Aim of the exercise:
Take every line where the string "beskrives" appears and copy it.

[Data entries]
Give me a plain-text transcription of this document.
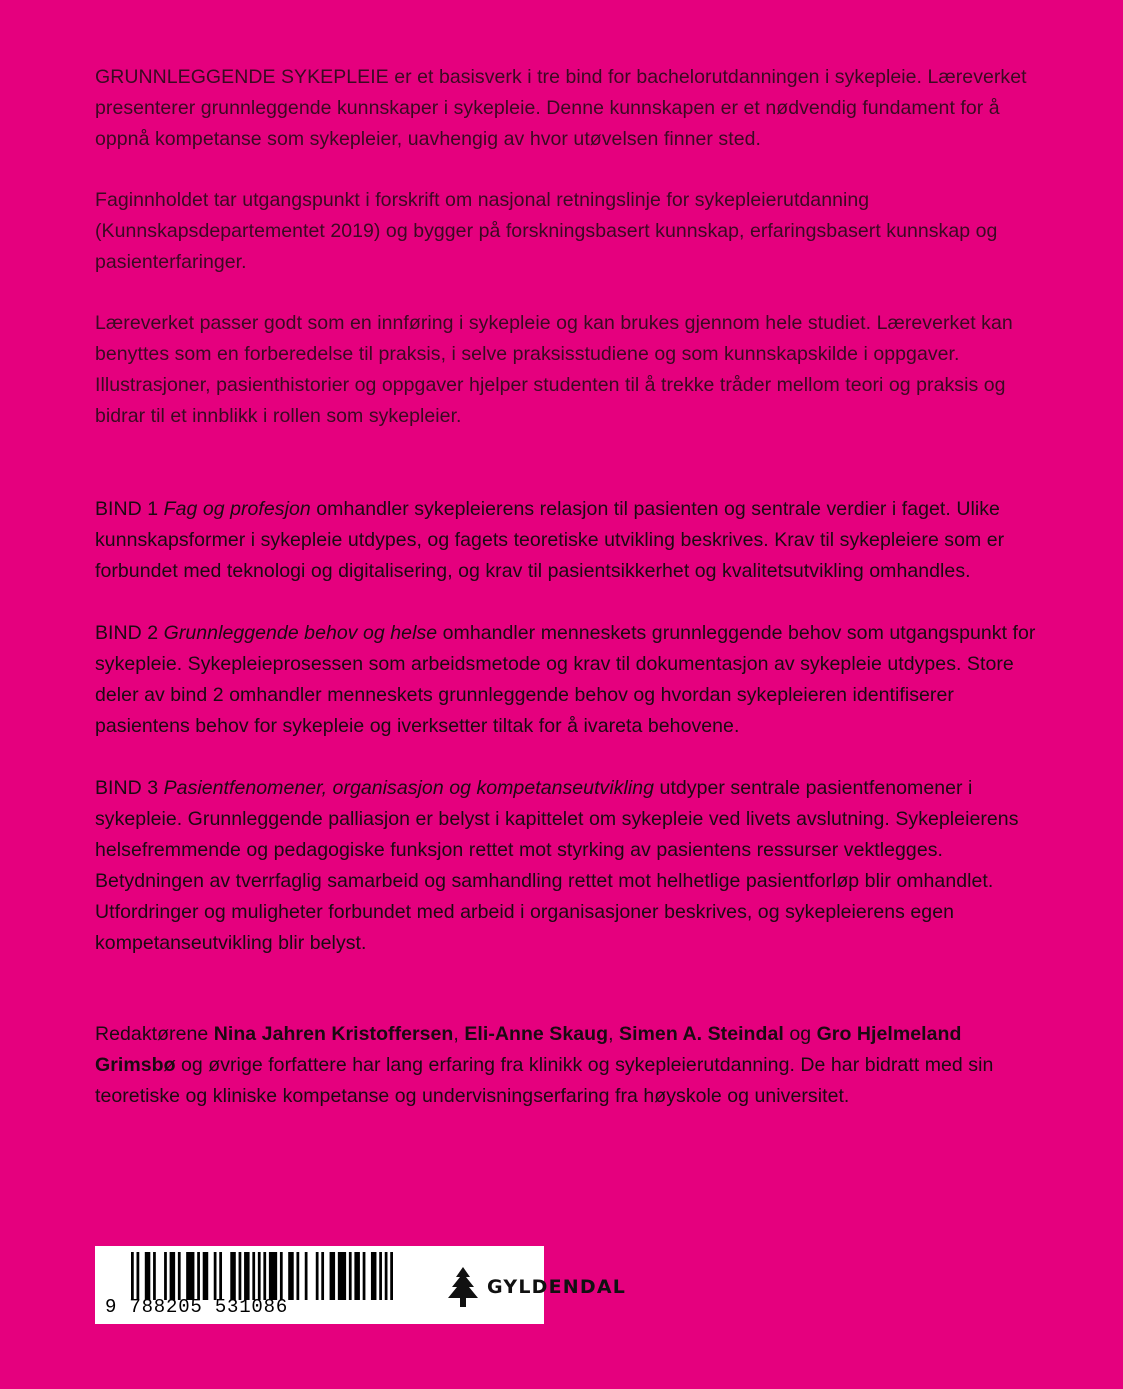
GRUNNLEGGENDE SYKEPLEIE er et basisverk i tre bind for bachelorutdanningen i sykepleie. Læreverket presenterer grunnleggende kunnskaper i sykepleie. Denne kunnskapen er et nødvendig fundament for å oppnå kompetanse som sykepleier, uavhengig av hvor utøvelsen finner sted.

Faginnholdet tar utgangspunkt i forskrift om nasjonal retningslinje for sykepleierutdanning (Kunnskapsdepartementet 2019) og bygger på forskningsbasert kunnskap, erfaringsbasert kunnskap og pasienterfaringer.

Læreverket passer godt som en innføring i sykepleie og kan brukes gjennom hele studiet. Læreverket kan benyttes som en forberedelse til praksis, i selve praksisstudiene og som kunnskapskilde i oppgaver. Illustrasjoner, pasienthistorier og oppgaver hjelper studenten til å trekke tråder mellom teori og praksis og bidrar til et innblikk i rollen som sykepleier.

BIND 1 Fag og profesjon omhandler sykepleierens relasjon til pasienten og sentrale verdier i faget. Ulike kunnskapsformer i sykepleie utdypes, og fagets teoretiske utvikling beskrives. Krav til sykepleiere som er forbundet med teknologi og digitalisering, og krav til pasientsikkerhet og kvalitetsutvikling omhandles.

BIND 2 Grunnleggende behov og helse omhandler menneskets grunnleggende behov som utgangspunkt for sykepleie. Sykepleieprosessen som arbeidsmetode og krav til dokumentasjon av sykepleie utdypes. Store deler av bind 2 omhandler menneskets grunnleggende behov og hvordan sykepleieren identifiserer pasientens behov for sykepleie og iverksetter tiltak for å ivareta behovene.

BIND 3 Pasientfenomener, organisasjon og kompetanseutvikling utdyper sentrale pasientfenomener i sykepleie. Grunnleggende palliasjon er belyst i kapittelet om sykepleie ved livets avslutning. Sykepleierens helsefremmende og pedagogiske funksjon rettet mot styrking av pasientens ressurser vektlegges. Betydningen av tverrfaglig samarbeid og samhandling rettet mot helhetlige pasientforløp blir omhandlet. Utfordringer og muligheter forbundet med arbeid i organisasjoner beskrives, og sykepleierens egen kompetanseutvikling blir belyst.

Redaktørene Nina Jahren Kristoffersen, Eli-Anne Skaug, Simen A. Steindal og Gro Hjelmeland Grimsbø og øvrige forfattere har lang erfaring fra klinikk og sykepleierutdanning. De har bidratt med sin teoretiske og kliniske kompetanse og undervisningserfaring fra høyskole og universitet.

9 788205 531086
GYLDENDAL
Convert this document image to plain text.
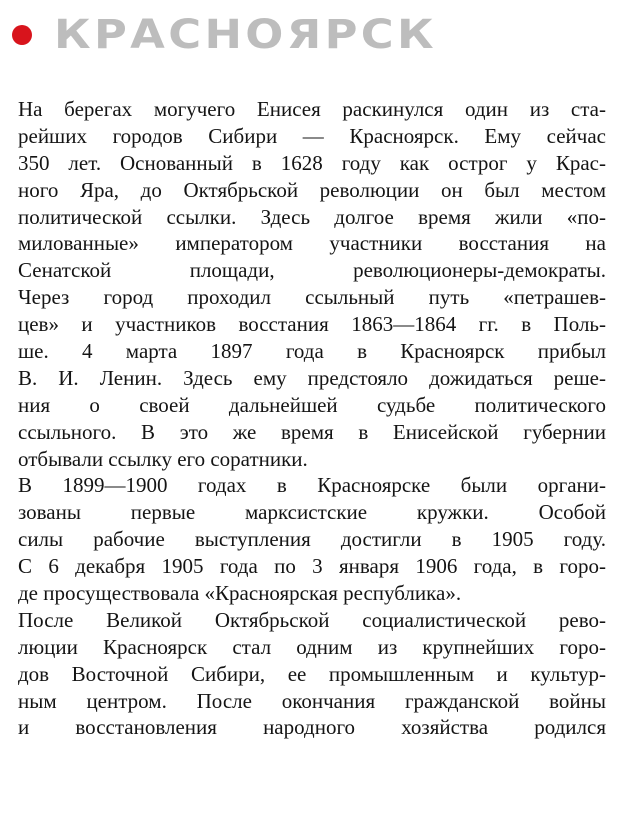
КРАСНОЯРСК
На берегах могучего Енисея раскинулся один из ста-
рейших городов Сибири — Красноярск. Ему сейчас
350 лет. Основанный в 1628 году как острог у Крас-
ного Яра, до Октябрьской революции он был местом
политической ссылки. Здесь долгое время жили «по-
милованные» императором участники восстания на
Сенатской площади, революционеры-демократы.
Через город проходил ссыльный путь «петрашев-
цев» и участников восстания 1863—1864 гг. в Поль-
ше. 4 марта 1897 года в Красноярск прибыл
В. И. Ленин. Здесь ему предстояло дожидаться реше-
ния о своей дальнейшей судьбе политического
ссыльного. В это же время в Енисейской губернии
отбывали ссылку его соратники.
В 1899—1900 годах в Красноярске были органи-
зованы первые марксистские кружки. Особой
силы рабочие выступления достигли в 1905 году.
С 6 декабря 1905 года по 3 января 1906 года, в горо-
де просуществовала «Красноярская республика».
После Великой Октябрьской социалистической рево-
люции Красноярск стал одним из крупнейших горо-
дов Восточной Сибири, ее промышленным и культур-
ным центром. После окончания гражданской войны
и восстановления народного хозяйства родился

Output below:
BIND 1 Fag og profesjon omhandler sykepleierens relasjon til pasienten og sentrale verdier i faget. Ulike kunnskapsformer i sykepleie utdypes, og fagets teoretiske utvikling beskrives. Krav til sykepleiere som er forbundet med teknologi og digitalisering, og krav til pasientsikkerhet og kvalitetsutvikling omhandles.
BIND 3 Pasientfenomener, organisasjon og kompetanseutvikling utdyper sentrale pasientfenomener i sykepleie. Grunnleggende palliasjon er belyst i kapittelet om sykepleie ved livets avslutning. Sykepleierens helsefremmende og pedagogiske funksjon rettet mot styrking av pasientens ressurser vektlegges. Betydningen av tverrfaglig samarbeid og samhandling rettet mot helhetlige pasientforløp blir omhandlet. Utfordringer og muligheter forbundet med arbeid i organisasjoner beskrives, og sykepleierens egen kompetanseutvikling blir belyst.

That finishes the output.